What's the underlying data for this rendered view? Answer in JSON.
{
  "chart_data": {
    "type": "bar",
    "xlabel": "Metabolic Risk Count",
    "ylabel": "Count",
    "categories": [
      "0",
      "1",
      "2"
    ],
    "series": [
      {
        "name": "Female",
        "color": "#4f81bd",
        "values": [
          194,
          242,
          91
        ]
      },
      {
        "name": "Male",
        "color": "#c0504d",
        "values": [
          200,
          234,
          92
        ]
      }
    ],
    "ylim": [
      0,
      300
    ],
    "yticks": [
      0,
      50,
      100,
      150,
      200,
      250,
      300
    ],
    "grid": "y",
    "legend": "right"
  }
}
++++++++++
Give the records above again, word for word.

Task answer:
What's the underlying data for this rendered view? Answer in JSON.
{
  "chart_data": {
    "type": "bar",
    "xlabel": "Metabolic Risk Count",
    "ylabel": "Count",
    "categories": [
      "0",
      "1",
      "2"
    ],
    "series": [
      {
        "name": "Female",
        "color": "#4f81bd",
        "values": [
          194,
          242,
          91
        ]
      },
      {
        "name": "Male",
        "color": "#c0504d",
        "values": [
          200,
          234,
          92
        ]
      }
    ],
    "ylim": [
      0,
      300
    ],
    "yticks": [
      0,
      50,
      100,
      150,
      200,
      250,
      300
    ],
    "grid": "y",
    "legend": "right"
  }
}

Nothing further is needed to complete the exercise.